▶ **Task instructions**: Look below for the line with "What's the underlying", then repeat it and all lines after it, exactly, minus any pictures.

(Records contained in a dataset)
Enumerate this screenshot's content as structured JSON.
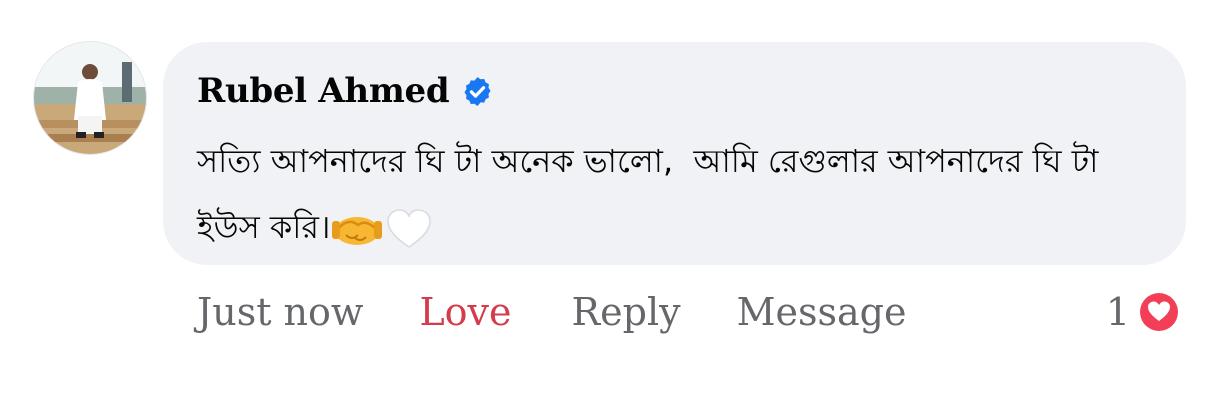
{
  "comment": {
    "author": "Rubel Ahmed",
    "verified_icon": "verified-badge-icon",
    "text": "সত্যি আপনাদের ঘি টা অনেক ভালো,  আমি রেগুলার আপনাদের ঘি টা ইউস করি।",
    "trailing_emojis": [
      "handshake-emoji",
      "white-heart-emoji"
    ]
  },
  "actions": {
    "time": "Just now",
    "love": "Love",
    "reply": "Reply",
    "message": "Message"
  },
  "reactions": {
    "count": "1",
    "icon": "love-reaction-icon"
  },
  "colors": {
    "bubble_bg": "#f0f2f5",
    "verified_blue": "#1877f2",
    "love_red": "#d43b4c",
    "muted_text": "#65676b"
  }
}
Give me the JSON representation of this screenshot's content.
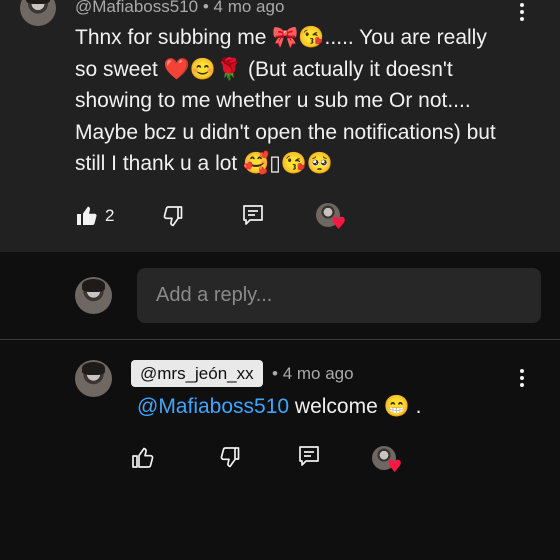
{
  "comment": {
    "author": "@Mafiaboss510",
    "time": "4 mo ago",
    "separator": "•",
    "lines": [
      "Thnx for subbing me  🎀😘..... You are really",
      "so sweet ❤️😊🌹  (But actually it doesn't",
      "showing to me whether u sub me Or not....",
      "Maybe bcz u didn't open the notifications) but",
      "still I thank u a lot 🥰▯😘🥺"
    ],
    "like_count": "2",
    "icons": {
      "like": "thumbs-up-filled-icon",
      "dislike": "thumbs-down-icon",
      "reply": "reply-comment-icon",
      "creator_heart": "creator-heart-icon",
      "menu": "more-vertical-icon"
    }
  },
  "reply_input": {
    "placeholder": "Add a reply..."
  },
  "reply": {
    "author": "@mrs_jeón_xx",
    "separator": "•",
    "time": "4 mo ago",
    "mention": "@Mafiaboss510",
    "text": "welcome 😁 ."
  },
  "colors": {
    "background": "#0f0f0f",
    "comment_background": "#212121",
    "mention": "#3ea6ff",
    "heart": "#ff1744"
  }
}
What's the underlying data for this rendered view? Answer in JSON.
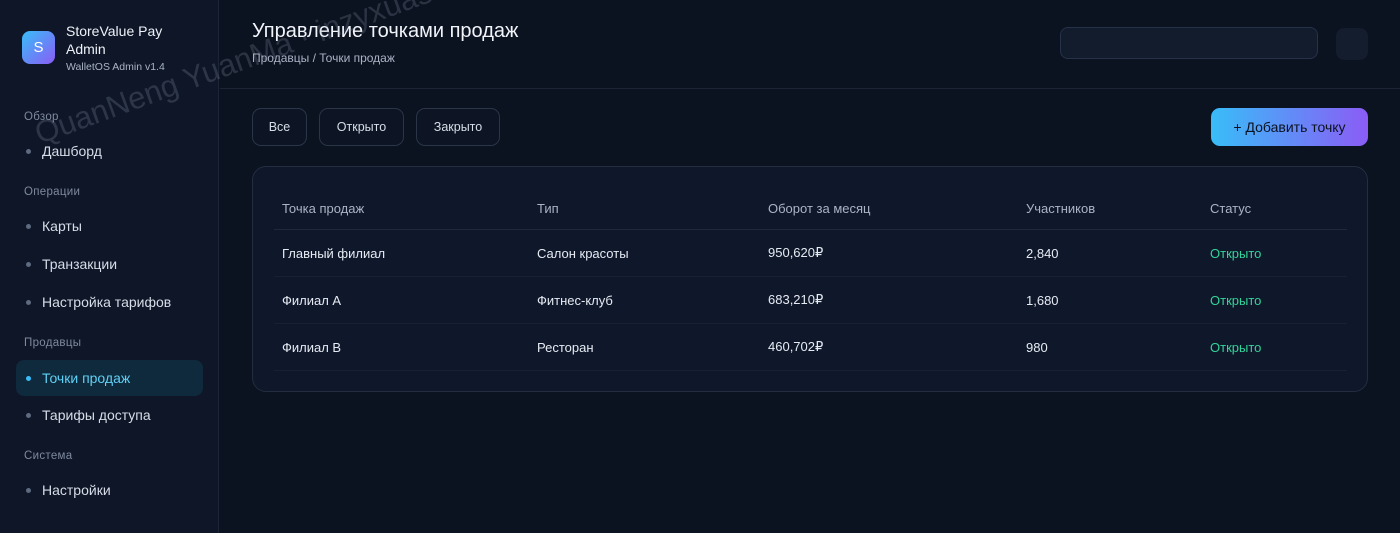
{
  "brand": {
    "logo_letter": "S",
    "title": "StoreValue Pay Admin",
    "subtitle": "WalletOS Admin v1.4"
  },
  "sidebar": {
    "sections": [
      "Обзор",
      "Операции",
      "Продавцы",
      "Система"
    ],
    "items": [
      {
        "label": "Дашборд",
        "section": "Обзор"
      },
      {
        "label": "Карты",
        "section": "Операции"
      },
      {
        "label": "Транзакции",
        "section": "Операции"
      },
      {
        "label": "Настройка тарифов",
        "section": "Операции"
      },
      {
        "label": "Точки продаж",
        "section": "Продавцы",
        "active": true
      },
      {
        "label": "Тарифы доступа",
        "section": "Продавцы"
      },
      {
        "label": "Настройки",
        "section": "Система"
      }
    ]
  },
  "header": {
    "title": "Управление точками продаж",
    "breadcrumb": "Продавцы / Точки продаж"
  },
  "filters": [
    "Все",
    "Открыто",
    "Закрыто"
  ],
  "add_button": "+ Добавить точку",
  "table": {
    "columns": [
      "Точка продаж",
      "Тип",
      "Оборот за месяц",
      "Участников",
      "Статус"
    ],
    "rows": [
      [
        "Главный филиал",
        "Салон красоты",
        "950,620₽",
        "2,840",
        "Открыто"
      ],
      [
        "Филиал A",
        "Фитнес-клуб",
        "683,210₽",
        "1,680",
        "Открыто"
      ],
      [
        "Филиал B",
        "Ресторан",
        "460,702₽",
        "980",
        "Открыто"
      ]
    ]
  },
  "watermark": "QuanNeng YuanMa · inzyxuashop.com",
  "colors": {
    "accent": "#38bdf8",
    "accent2": "#8b5cf6",
    "status_open": "#34d399",
    "background": "#0b1220"
  }
}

▶ **Reply to the exercise**:
What's the underlying data for this rendered view? Answer in JSON.
{
  "brand": {
    "logo_letter": "S",
    "title": "StoreValue Pay Admin",
    "subtitle": "WalletOS Admin v1.4"
  },
  "sidebar": {
    "sections": [
      "Обзор",
      "Операции",
      "Продавцы",
      "Система"
    ],
    "items": [
      {
        "label": "Дашборд",
        "section": "Обзор"
      },
      {
        "label": "Карты",
        "section": "Операции"
      },
      {
        "label": "Транзакции",
        "section": "Операции"
      },
      {
        "label": "Настройка тарифов",
        "section": "Операции"
      },
      {
        "label": "Точки продаж",
        "section": "Продавцы",
        "active": true
      },
      {
        "label": "Тарифы доступа",
        "section": "Продавцы"
      },
      {
        "label": "Настройки",
        "section": "Система"
      }
    ]
  },
  "header": {
    "title": "Управление точками продаж",
    "breadcrumb": "Продавцы / Точки продаж"
  },
  "filters": [
    "Все",
    "Открыто",
    "Закрыто"
  ],
  "add_button": "+ Добавить точку",
  "table": {
    "columns": [
      "Точка продаж",
      "Тип",
      "Оборот за месяц",
      "Участников",
      "Статус"
    ],
    "rows": [
      [
        "Главный филиал",
        "Салон красоты",
        "950,620₽",
        "2,840",
        "Открыто"
      ],
      [
        "Филиал A",
        "Фитнес-клуб",
        "683,210₽",
        "1,680",
        "Открыто"
      ],
      [
        "Филиал B",
        "Ресторан",
        "460,702₽",
        "980",
        "Открыто"
      ]
    ]
  },
  "watermark": "QuanNeng YuanMa · inzyxuashop.com",
  "colors": {
    "accent": "#38bdf8",
    "accent2": "#8b5cf6",
    "status_open": "#34d399",
    "background": "#0b1220"
  }
}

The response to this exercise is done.